Problem description - Extract the text of each entry below exactly, leaving every image behind.

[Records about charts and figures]
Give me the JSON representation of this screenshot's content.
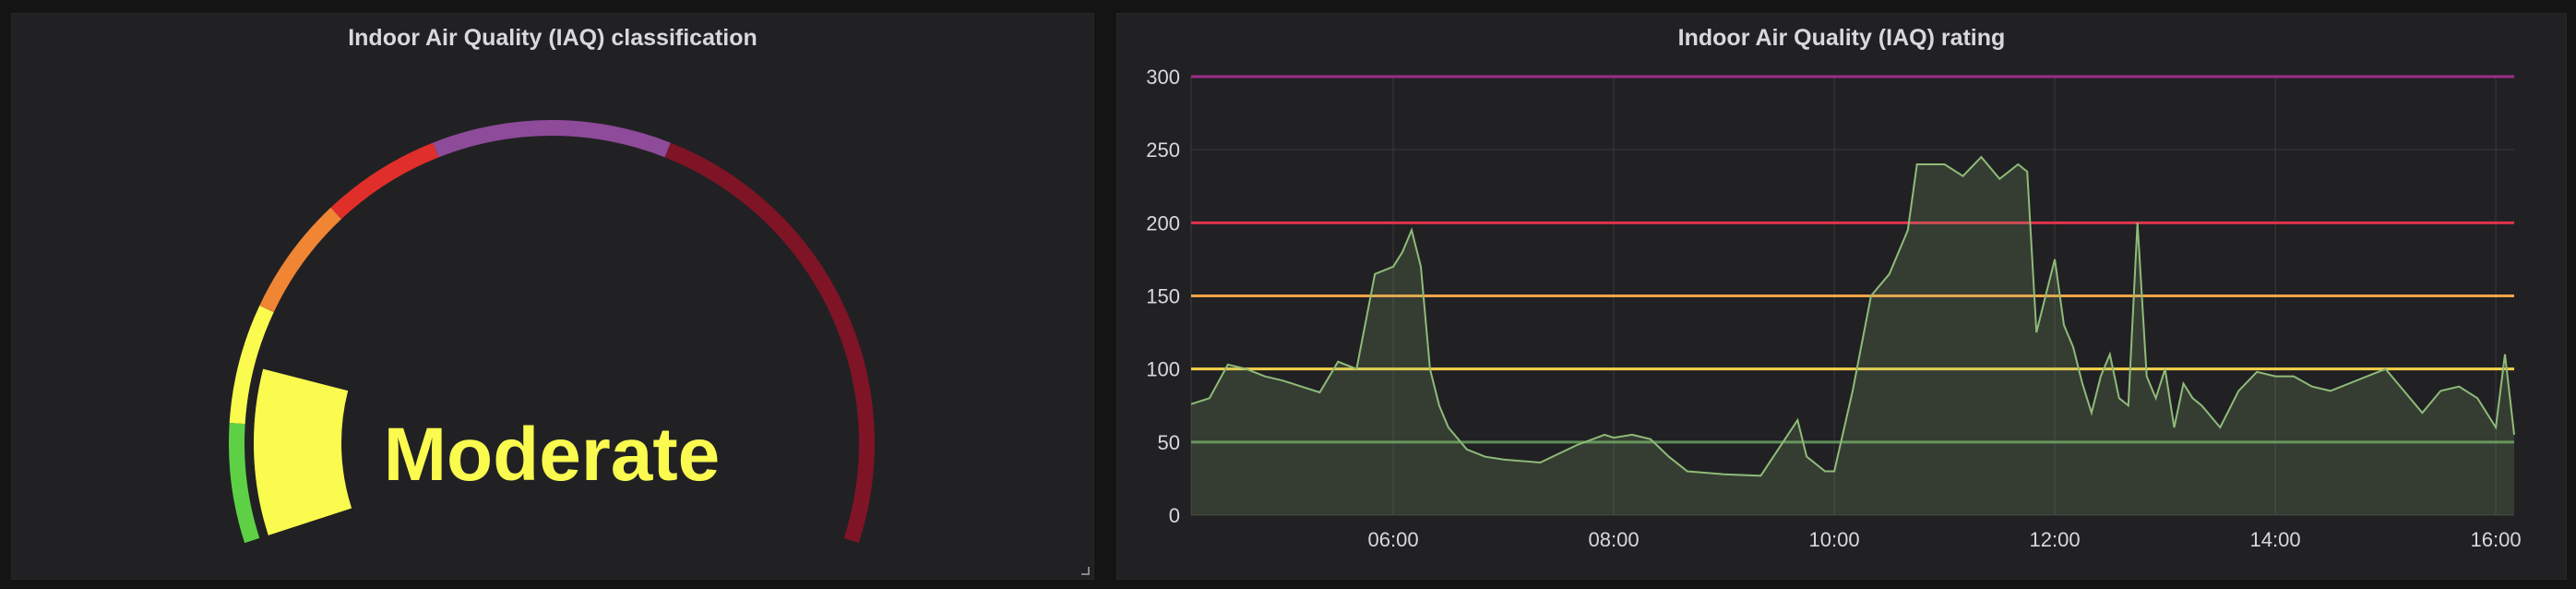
{
  "left_panel": {
    "title": "Indoor Air Quality (IAQ) classification",
    "value_text": "Moderate",
    "value_color": "#fafb4e",
    "gauge": {
      "min": 0,
      "max": 500,
      "value": 75,
      "thresholds": [
        {
          "from": 0,
          "to": 50,
          "color": "#5ed046"
        },
        {
          "from": 50,
          "to": 100,
          "color": "#fafb4e"
        },
        {
          "from": 100,
          "to": 150,
          "color": "#f08533"
        },
        {
          "from": 150,
          "to": 200,
          "color": "#e02f2a"
        },
        {
          "from": 200,
          "to": 300,
          "color": "#8e4b9a"
        },
        {
          "from": 300,
          "to": 500,
          "color": "#7e1425"
        }
      ]
    }
  },
  "right_panel": {
    "title": "Indoor Air Quality (IAQ) rating",
    "chart_data": {
      "type": "line",
      "title": "Indoor Air Quality (IAQ) rating",
      "x_ticks": [
        "06:00",
        "08:00",
        "10:00",
        "12:00",
        "14:00",
        "16:00"
      ],
      "x_range": [
        "04:10",
        "16:10"
      ],
      "ylim": [
        0,
        300
      ],
      "y_ticks": [
        0,
        50,
        100,
        150,
        200,
        250,
        300
      ],
      "grid": true,
      "series_color": "#8fbb78",
      "thresholds": [
        {
          "value": 50,
          "color": "#5e8e57"
        },
        {
          "value": 100,
          "color": "#f5d24a"
        },
        {
          "value": 150,
          "color": "#f5a545"
        },
        {
          "value": 200,
          "color": "#e0344c"
        },
        {
          "value": 300,
          "color": "#9e2b8a"
        }
      ],
      "x": [
        "04:10",
        "04:20",
        "04:30",
        "04:40",
        "04:50",
        "05:00",
        "05:10",
        "05:20",
        "05:30",
        "05:40",
        "05:50",
        "06:00",
        "06:05",
        "06:10",
        "06:15",
        "06:20",
        "06:25",
        "06:30",
        "06:40",
        "06:50",
        "07:00",
        "07:20",
        "07:40",
        "07:55",
        "08:00",
        "08:10",
        "08:20",
        "08:30",
        "08:40",
        "09:00",
        "09:20",
        "09:40",
        "09:45",
        "09:55",
        "10:00",
        "10:10",
        "10:20",
        "10:30",
        "10:40",
        "10:45",
        "11:00",
        "11:10",
        "11:20",
        "11:30",
        "11:40",
        "11:45",
        "11:50",
        "11:55",
        "12:00",
        "12:05",
        "12:10",
        "12:15",
        "12:20",
        "12:25",
        "12:30",
        "12:35",
        "12:40",
        "12:45",
        "12:50",
        "12:55",
        "13:00",
        "13:05",
        "13:10",
        "13:15",
        "13:20",
        "13:30",
        "13:40",
        "13:50",
        "14:00",
        "14:10",
        "14:20",
        "14:30",
        "14:40",
        "14:50",
        "15:00",
        "15:10",
        "15:20",
        "15:30",
        "15:40",
        "15:50",
        "16:00",
        "16:05",
        "16:10"
      ],
      "values": [
        76,
        80,
        103,
        100,
        95,
        92,
        88,
        84,
        105,
        100,
        165,
        170,
        180,
        195,
        170,
        100,
        75,
        60,
        45,
        40,
        38,
        36,
        48,
        55,
        53,
        55,
        52,
        40,
        30,
        28,
        27,
        65,
        40,
        30,
        30,
        85,
        150,
        165,
        195,
        240,
        240,
        232,
        245,
        230,
        240,
        235,
        125,
        150,
        175,
        130,
        115,
        90,
        70,
        95,
        110,
        80,
        75,
        200,
        95,
        80,
        100,
        60,
        90,
        80,
        75,
        60,
        85,
        98,
        95,
        95,
        88,
        85,
        90,
        95,
        100,
        85,
        70,
        85,
        88,
        80,
        60,
        110,
        55
      ]
    }
  }
}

Complete output -
Give me the JSON representation of this screenshot's content.
{
  "left_panel": {
    "title": "Indoor Air Quality (IAQ) classification",
    "value_text": "Moderate",
    "value_color": "#fafb4e",
    "gauge": {
      "min": 0,
      "max": 500,
      "value": 75,
      "thresholds": [
        {
          "from": 0,
          "to": 50,
          "color": "#5ed046"
        },
        {
          "from": 50,
          "to": 100,
          "color": "#fafb4e"
        },
        {
          "from": 100,
          "to": 150,
          "color": "#f08533"
        },
        {
          "from": 150,
          "to": 200,
          "color": "#e02f2a"
        },
        {
          "from": 200,
          "to": 300,
          "color": "#8e4b9a"
        },
        {
          "from": 300,
          "to": 500,
          "color": "#7e1425"
        }
      ]
    }
  },
  "right_panel": {
    "title": "Indoor Air Quality (IAQ) rating",
    "chart_data": {
      "type": "line",
      "title": "Indoor Air Quality (IAQ) rating",
      "x_ticks": [
        "06:00",
        "08:00",
        "10:00",
        "12:00",
        "14:00",
        "16:00"
      ],
      "x_range": [
        "04:10",
        "16:10"
      ],
      "ylim": [
        0,
        300
      ],
      "y_ticks": [
        0,
        50,
        100,
        150,
        200,
        250,
        300
      ],
      "grid": true,
      "series_color": "#8fbb78",
      "thresholds": [
        {
          "value": 50,
          "color": "#5e8e57"
        },
        {
          "value": 100,
          "color": "#f5d24a"
        },
        {
          "value": 150,
          "color": "#f5a545"
        },
        {
          "value": 200,
          "color": "#e0344c"
        },
        {
          "value": 300,
          "color": "#9e2b8a"
        }
      ],
      "x": [
        "04:10",
        "04:20",
        "04:30",
        "04:40",
        "04:50",
        "05:00",
        "05:10",
        "05:20",
        "05:30",
        "05:40",
        "05:50",
        "06:00",
        "06:05",
        "06:10",
        "06:15",
        "06:20",
        "06:25",
        "06:30",
        "06:40",
        "06:50",
        "07:00",
        "07:20",
        "07:40",
        "07:55",
        "08:00",
        "08:10",
        "08:20",
        "08:30",
        "08:40",
        "09:00",
        "09:20",
        "09:40",
        "09:45",
        "09:55",
        "10:00",
        "10:10",
        "10:20",
        "10:30",
        "10:40",
        "10:45",
        "11:00",
        "11:10",
        "11:20",
        "11:30",
        "11:40",
        "11:45",
        "11:50",
        "11:55",
        "12:00",
        "12:05",
        "12:10",
        "12:15",
        "12:20",
        "12:25",
        "12:30",
        "12:35",
        "12:40",
        "12:45",
        "12:50",
        "12:55",
        "13:00",
        "13:05",
        "13:10",
        "13:15",
        "13:20",
        "13:30",
        "13:40",
        "13:50",
        "14:00",
        "14:10",
        "14:20",
        "14:30",
        "14:40",
        "14:50",
        "15:00",
        "15:10",
        "15:20",
        "15:30",
        "15:40",
        "15:50",
        "16:00",
        "16:05",
        "16:10"
      ],
      "values": [
        76,
        80,
        103,
        100,
        95,
        92,
        88,
        84,
        105,
        100,
        165,
        170,
        180,
        195,
        170,
        100,
        75,
        60,
        45,
        40,
        38,
        36,
        48,
        55,
        53,
        55,
        52,
        40,
        30,
        28,
        27,
        65,
        40,
        30,
        30,
        85,
        150,
        165,
        195,
        240,
        240,
        232,
        245,
        230,
        240,
        235,
        125,
        150,
        175,
        130,
        115,
        90,
        70,
        95,
        110,
        80,
        75,
        200,
        95,
        80,
        100,
        60,
        90,
        80,
        75,
        60,
        85,
        98,
        95,
        95,
        88,
        85,
        90,
        95,
        100,
        85,
        70,
        85,
        88,
        80,
        60,
        110,
        55
      ]
    }
  }
}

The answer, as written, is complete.